**What you are asked to do**
Copy out every line containing the word "fromMktdata".

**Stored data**
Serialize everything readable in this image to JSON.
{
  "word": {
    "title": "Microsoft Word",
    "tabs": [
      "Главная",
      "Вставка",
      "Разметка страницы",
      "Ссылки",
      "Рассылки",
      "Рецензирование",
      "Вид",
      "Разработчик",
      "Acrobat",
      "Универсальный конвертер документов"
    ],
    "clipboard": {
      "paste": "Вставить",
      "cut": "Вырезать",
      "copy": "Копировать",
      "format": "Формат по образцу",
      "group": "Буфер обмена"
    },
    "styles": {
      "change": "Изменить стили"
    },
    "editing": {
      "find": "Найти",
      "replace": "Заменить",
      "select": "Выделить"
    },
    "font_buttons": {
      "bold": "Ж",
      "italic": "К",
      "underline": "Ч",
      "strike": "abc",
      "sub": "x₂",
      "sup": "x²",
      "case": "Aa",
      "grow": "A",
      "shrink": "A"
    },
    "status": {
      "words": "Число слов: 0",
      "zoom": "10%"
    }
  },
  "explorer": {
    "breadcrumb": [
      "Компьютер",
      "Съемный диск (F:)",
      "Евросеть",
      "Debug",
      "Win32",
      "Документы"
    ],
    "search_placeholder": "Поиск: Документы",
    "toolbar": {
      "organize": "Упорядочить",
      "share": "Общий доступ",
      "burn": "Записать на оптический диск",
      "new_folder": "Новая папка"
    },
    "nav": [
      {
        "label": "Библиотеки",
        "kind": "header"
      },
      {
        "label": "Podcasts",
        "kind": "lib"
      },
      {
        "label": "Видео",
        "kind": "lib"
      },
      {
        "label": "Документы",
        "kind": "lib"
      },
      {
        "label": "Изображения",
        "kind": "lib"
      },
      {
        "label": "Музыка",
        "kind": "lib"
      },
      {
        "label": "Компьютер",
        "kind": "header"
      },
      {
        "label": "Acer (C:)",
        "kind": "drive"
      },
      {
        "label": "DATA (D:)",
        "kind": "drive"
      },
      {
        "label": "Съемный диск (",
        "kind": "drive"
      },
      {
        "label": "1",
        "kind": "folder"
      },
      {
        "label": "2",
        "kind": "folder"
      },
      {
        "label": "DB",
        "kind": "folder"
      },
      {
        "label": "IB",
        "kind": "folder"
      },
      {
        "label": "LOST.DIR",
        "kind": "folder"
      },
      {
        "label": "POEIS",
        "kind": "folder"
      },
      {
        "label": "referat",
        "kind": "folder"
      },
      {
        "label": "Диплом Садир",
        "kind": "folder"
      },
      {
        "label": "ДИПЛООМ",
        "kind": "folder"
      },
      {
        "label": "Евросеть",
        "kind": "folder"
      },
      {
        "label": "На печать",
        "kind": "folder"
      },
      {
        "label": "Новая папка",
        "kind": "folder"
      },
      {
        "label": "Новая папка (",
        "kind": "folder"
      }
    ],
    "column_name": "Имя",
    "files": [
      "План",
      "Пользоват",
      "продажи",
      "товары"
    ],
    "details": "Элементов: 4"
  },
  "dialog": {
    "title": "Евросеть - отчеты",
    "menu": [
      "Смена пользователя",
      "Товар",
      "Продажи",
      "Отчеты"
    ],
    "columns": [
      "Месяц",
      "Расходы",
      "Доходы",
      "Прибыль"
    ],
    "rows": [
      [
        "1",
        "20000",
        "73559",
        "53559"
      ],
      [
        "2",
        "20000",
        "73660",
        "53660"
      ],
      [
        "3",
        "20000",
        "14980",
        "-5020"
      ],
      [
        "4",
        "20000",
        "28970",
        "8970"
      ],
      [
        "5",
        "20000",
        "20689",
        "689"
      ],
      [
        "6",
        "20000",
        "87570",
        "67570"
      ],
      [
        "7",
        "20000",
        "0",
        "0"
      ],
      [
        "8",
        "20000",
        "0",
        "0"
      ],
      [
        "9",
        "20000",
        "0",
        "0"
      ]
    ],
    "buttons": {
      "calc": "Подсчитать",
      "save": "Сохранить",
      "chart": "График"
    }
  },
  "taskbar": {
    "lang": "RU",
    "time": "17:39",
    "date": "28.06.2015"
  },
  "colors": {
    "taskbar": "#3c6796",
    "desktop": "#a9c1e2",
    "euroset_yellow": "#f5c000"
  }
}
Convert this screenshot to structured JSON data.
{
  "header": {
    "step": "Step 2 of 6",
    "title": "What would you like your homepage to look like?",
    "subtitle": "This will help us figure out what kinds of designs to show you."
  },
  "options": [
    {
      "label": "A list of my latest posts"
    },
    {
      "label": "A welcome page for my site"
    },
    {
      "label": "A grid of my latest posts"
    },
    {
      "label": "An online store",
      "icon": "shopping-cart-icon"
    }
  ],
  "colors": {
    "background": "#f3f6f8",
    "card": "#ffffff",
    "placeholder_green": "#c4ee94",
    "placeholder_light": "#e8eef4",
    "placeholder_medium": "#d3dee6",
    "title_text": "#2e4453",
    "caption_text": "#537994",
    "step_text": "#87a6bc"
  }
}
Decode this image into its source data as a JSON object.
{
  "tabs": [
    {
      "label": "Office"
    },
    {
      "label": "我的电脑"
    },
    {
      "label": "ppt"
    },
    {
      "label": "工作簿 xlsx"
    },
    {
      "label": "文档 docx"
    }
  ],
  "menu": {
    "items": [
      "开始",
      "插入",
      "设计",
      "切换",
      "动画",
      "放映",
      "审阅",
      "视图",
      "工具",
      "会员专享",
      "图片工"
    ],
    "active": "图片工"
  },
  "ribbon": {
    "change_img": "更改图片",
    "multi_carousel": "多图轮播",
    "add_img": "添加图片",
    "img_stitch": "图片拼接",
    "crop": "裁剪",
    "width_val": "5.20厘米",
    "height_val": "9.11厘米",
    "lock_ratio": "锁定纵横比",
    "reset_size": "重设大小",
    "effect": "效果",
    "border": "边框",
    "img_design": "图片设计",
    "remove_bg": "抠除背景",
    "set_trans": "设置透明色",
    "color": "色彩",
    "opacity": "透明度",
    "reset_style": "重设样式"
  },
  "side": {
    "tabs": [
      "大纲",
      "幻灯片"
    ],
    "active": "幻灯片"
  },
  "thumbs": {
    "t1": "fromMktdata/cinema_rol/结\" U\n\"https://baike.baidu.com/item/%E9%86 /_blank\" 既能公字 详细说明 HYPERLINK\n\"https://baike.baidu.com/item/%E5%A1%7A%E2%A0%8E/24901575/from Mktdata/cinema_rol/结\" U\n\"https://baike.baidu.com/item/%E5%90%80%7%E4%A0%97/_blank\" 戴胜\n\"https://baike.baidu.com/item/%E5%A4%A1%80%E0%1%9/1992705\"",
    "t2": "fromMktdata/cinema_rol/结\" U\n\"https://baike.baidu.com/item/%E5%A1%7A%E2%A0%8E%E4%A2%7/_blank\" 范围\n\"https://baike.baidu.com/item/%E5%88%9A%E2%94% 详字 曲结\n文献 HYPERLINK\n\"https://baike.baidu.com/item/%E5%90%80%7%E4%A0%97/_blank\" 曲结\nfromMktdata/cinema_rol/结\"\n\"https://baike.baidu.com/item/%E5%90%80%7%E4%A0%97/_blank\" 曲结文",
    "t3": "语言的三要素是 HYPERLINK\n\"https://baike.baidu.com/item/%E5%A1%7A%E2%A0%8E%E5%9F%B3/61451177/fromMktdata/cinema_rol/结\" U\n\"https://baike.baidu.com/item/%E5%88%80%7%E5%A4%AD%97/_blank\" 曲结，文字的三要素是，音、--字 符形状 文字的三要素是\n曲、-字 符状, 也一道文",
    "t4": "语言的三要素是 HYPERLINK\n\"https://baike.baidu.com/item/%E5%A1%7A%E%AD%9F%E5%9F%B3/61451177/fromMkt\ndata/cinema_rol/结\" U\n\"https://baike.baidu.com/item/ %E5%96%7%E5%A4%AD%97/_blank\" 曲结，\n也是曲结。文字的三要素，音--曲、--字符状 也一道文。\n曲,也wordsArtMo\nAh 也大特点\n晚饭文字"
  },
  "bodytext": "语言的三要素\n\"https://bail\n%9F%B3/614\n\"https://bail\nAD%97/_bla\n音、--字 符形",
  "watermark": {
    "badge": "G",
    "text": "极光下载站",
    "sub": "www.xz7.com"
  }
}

**Finished task**
    "t1": "fromMktdata/cinema_rol/结\" U\n\"https://baike.baidu.com/item/%E9%86 /_blank\" 既能公字 详细说明 HYPERLINK\n\"https://baike.baidu.com/item/%E5%A1%7A%E2%A0%8E/24901575/from Mktdata/cinema_rol/结\" U\n\"https://baike.baidu.com/item/%E5%90%80%7%E4%A0%97/_blank\" 戴胜\n\"https://baike.baidu.com/item/%E5%A4%A1%80%E0%1%9/1992705\"",
    "t2": "fromMktdata/cinema_rol/结\" U\n\"https://baike.baidu.com/item/%E5%A1%7A%E2%A0%8E%E4%A2%7/_blank\" 范围\n\"https://baike.baidu.com/item/%E5%88%9A%E2%94% 详字 曲结\n文献 HYPERLINK\n\"https://baike.baidu.com/item/%E5%90%80%7%E4%A0%97/_blank\" 曲结\nfromMktdata/cinema_rol/结\"\n\"https://baike.baidu.com/item/%E5%90%80%7%E4%A0%97/_blank\" 曲结文",
    "t3": "语言的三要素是 HYPERLINK\n\"https://baike.baidu.com/item/%E5%A1%7A%E2%A0%8E%E5%9F%B3/61451177/fromMktdata/cinema_rol/结\" U\n\"https://baike.baidu.com/item/%E5%88%80%7%E5%A4%AD%97/_blank\" 曲结，文字的三要素是，音、--字 符形状 文字的三要素是\n曲、-字 符状, 也一道文",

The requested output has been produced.